----- Records shown -----

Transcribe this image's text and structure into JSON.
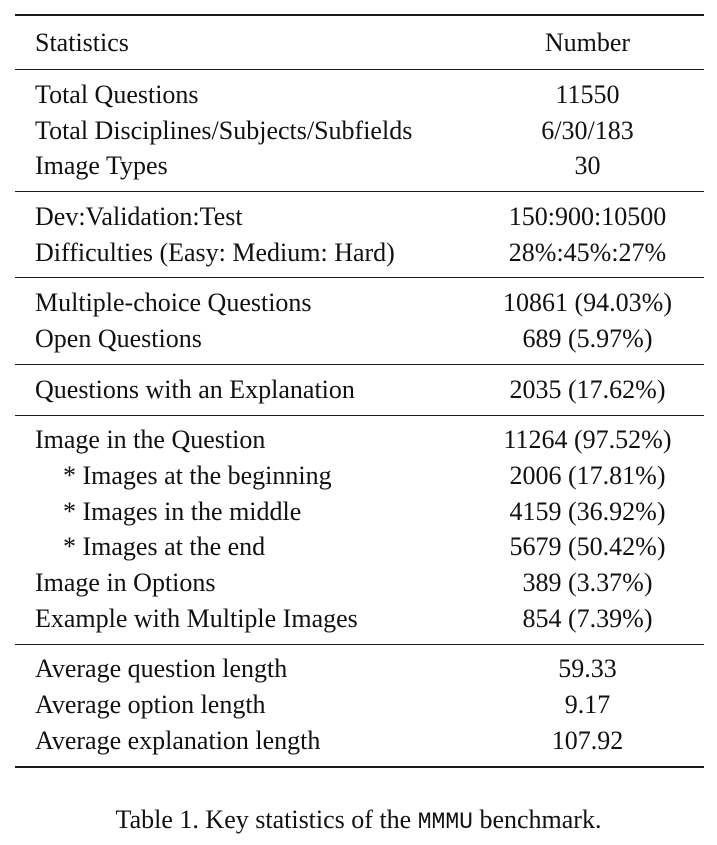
{
  "table": {
    "header": {
      "label": "Statistics",
      "value": "Number"
    },
    "groups": [
      {
        "rows": [
          {
            "label": "Total Questions",
            "value": "11550"
          },
          {
            "label": "Total Disciplines/Subjects/Subfields",
            "value": "6/30/183"
          },
          {
            "label": "Image Types",
            "value": "30"
          }
        ]
      },
      {
        "rows": [
          {
            "label": "Dev:Validation:Test",
            "value": "150:900:10500"
          },
          {
            "label": "Difficulties (Easy: Medium: Hard)",
            "value": "28%:45%:27%"
          }
        ]
      },
      {
        "rows": [
          {
            "label": "Multiple-choice Questions",
            "value": "10861 (94.03%)"
          },
          {
            "label": "Open Questions",
            "value": "689 (5.97%)"
          }
        ]
      },
      {
        "rows": [
          {
            "label": "Questions with an Explanation",
            "value": "2035 (17.62%)"
          }
        ]
      },
      {
        "rows": [
          {
            "label": "Image in the Question",
            "value": "11264 (97.52%)"
          },
          {
            "label": "* Images at the beginning",
            "value": "2006 (17.81%)"
          },
          {
            "label": "* Images in the middle",
            "value": "4159 (36.92%)"
          },
          {
            "label": "* Images at the end",
            "value": "5679 (50.42%)"
          },
          {
            "label": "Image in Options",
            "value": "389 (3.37%)"
          },
          {
            "label": "Example with Multiple Images",
            "value": "854 (7.39%)"
          }
        ]
      },
      {
        "rows": [
          {
            "label": "Average question length",
            "value": "59.33"
          },
          {
            "label": "Average option length",
            "value": "9.17"
          },
          {
            "label": "Average explanation length",
            "value": "107.92"
          }
        ]
      }
    ]
  },
  "caption": {
    "prefix": "Table 1. Key statistics of the ",
    "code": "MMMU",
    "suffix": " benchmark."
  }
}
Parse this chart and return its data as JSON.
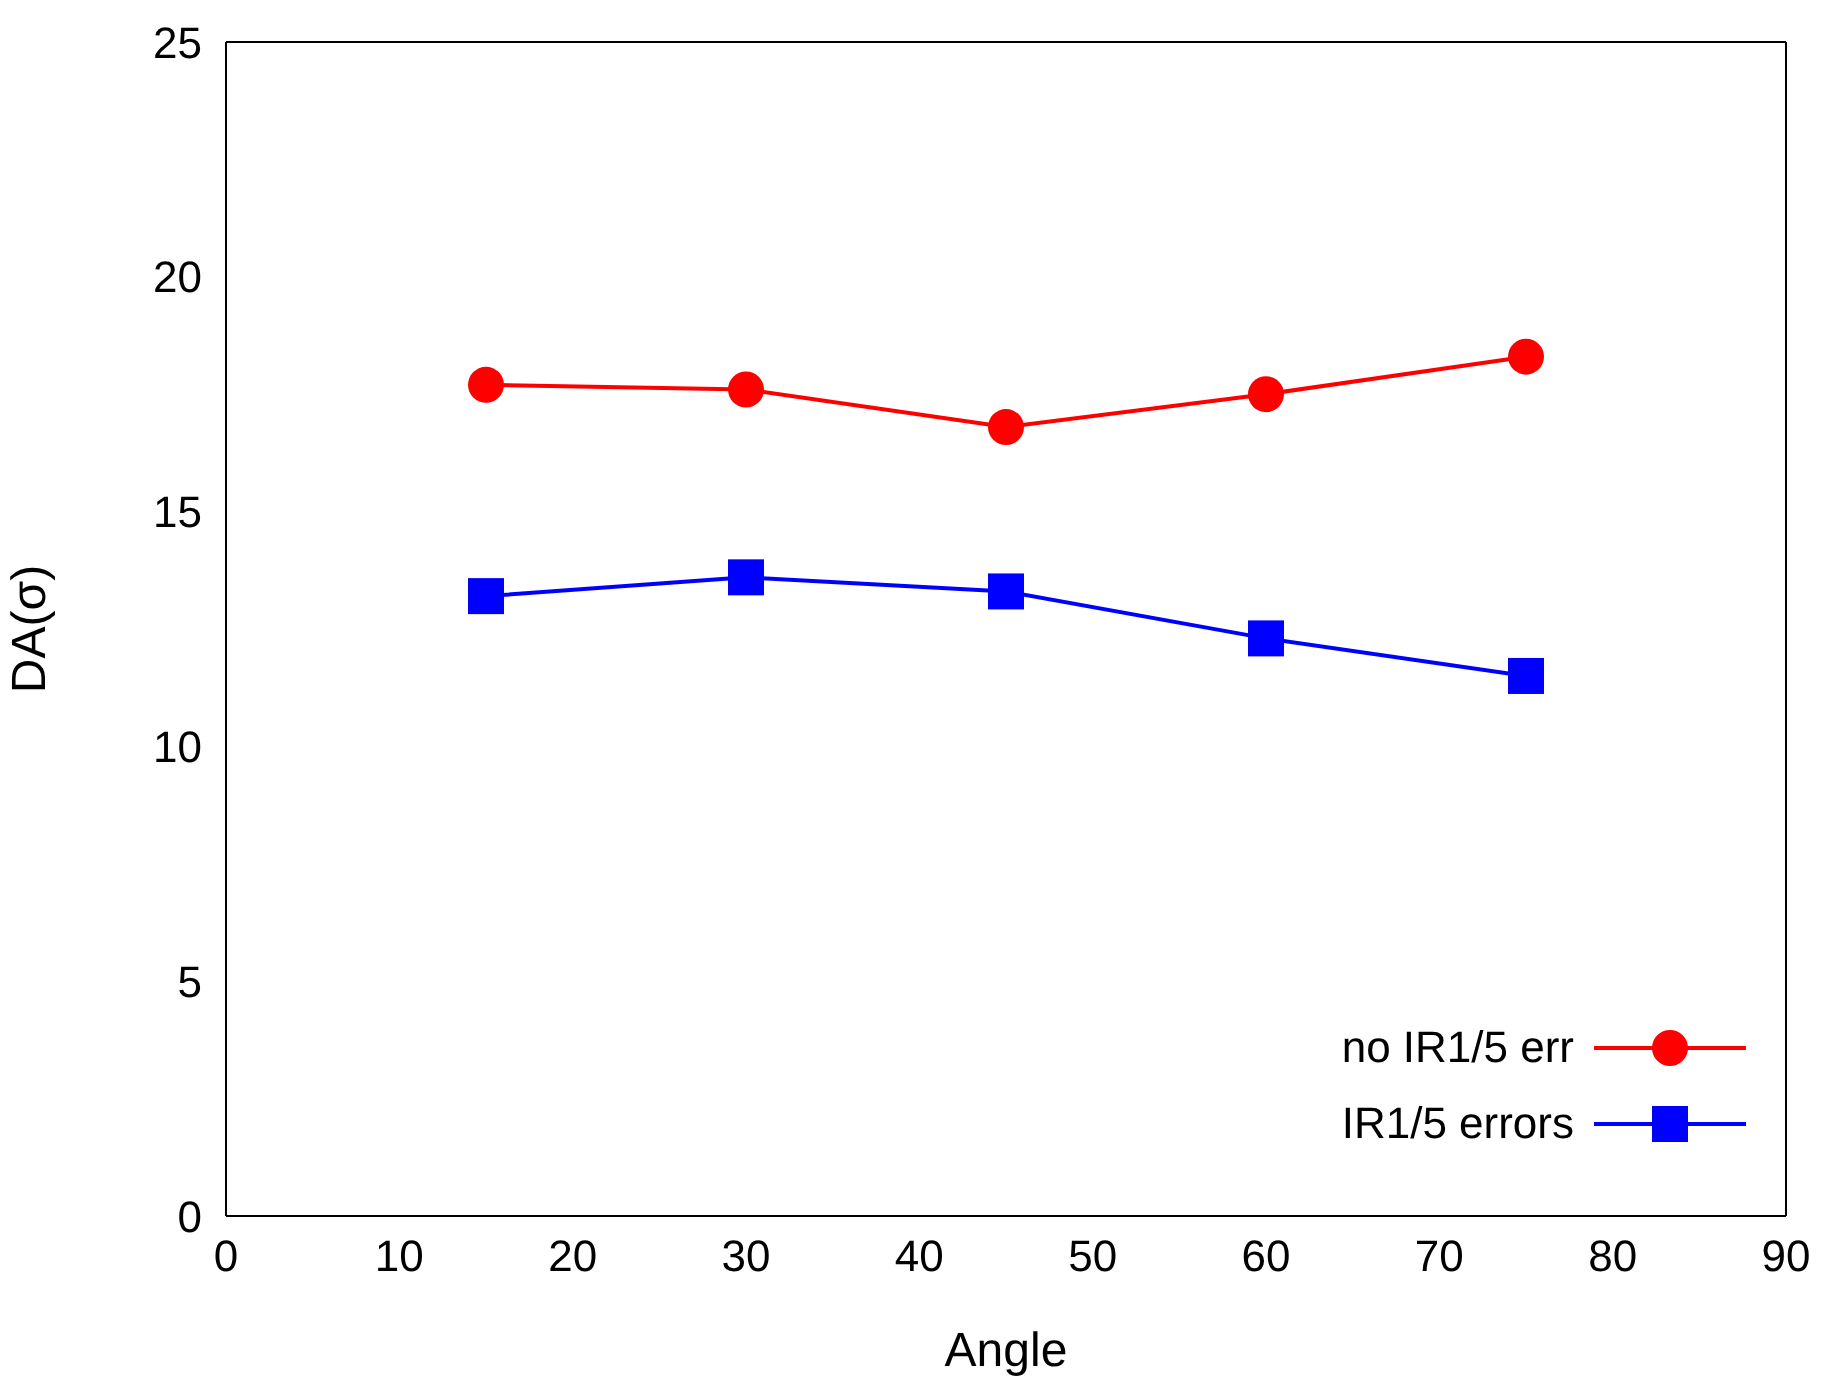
{
  "chart_data": {
    "type": "line",
    "xlabel": "Angle",
    "ylabel": "DA(σ)",
    "x": [
      15,
      30,
      45,
      60,
      75
    ],
    "series": [
      {
        "name": "no IR1/5 err",
        "color": "#ff0000",
        "marker": "circle",
        "values": [
          17.7,
          17.6,
          16.8,
          17.5,
          18.3
        ]
      },
      {
        "name": "IR1/5 errors",
        "color": "#0000ff",
        "marker": "square",
        "values": [
          13.2,
          13.6,
          13.3,
          12.3,
          11.5
        ]
      }
    ],
    "xlim": [
      0,
      90
    ],
    "xticks": [
      0,
      10,
      20,
      30,
      40,
      50,
      60,
      70,
      80,
      90
    ],
    "ylim": [
      0,
      25
    ],
    "yticks": [
      0,
      5,
      10,
      15,
      20,
      25
    ],
    "grid": false,
    "legend": "bottom right",
    "line_style": "solid"
  }
}
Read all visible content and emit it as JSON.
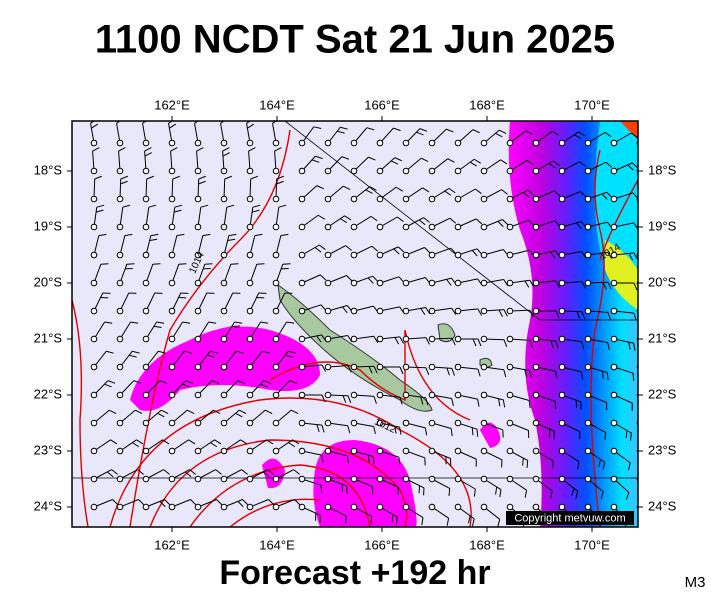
{
  "title": "1100 NCDT Sat 21 Jun 2025",
  "longitude_labels": [
    "162°E",
    "164°E",
    "166°E",
    "168°E",
    "170°E"
  ],
  "latitude_labels": [
    "18°S",
    "19°S",
    "20°S",
    "21°S",
    "22°S",
    "23°S",
    "24°S"
  ],
  "contour_labels": [
    "1014",
    "1014",
    "1012"
  ],
  "copyright": "Copyright metvuw.com",
  "footer": "Forecast +192 hr",
  "model": "M3"
}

-----

### What the exercise asks
Find the count of lines in the data above where the string "length" occurs. Provide that number alone.

### Response
3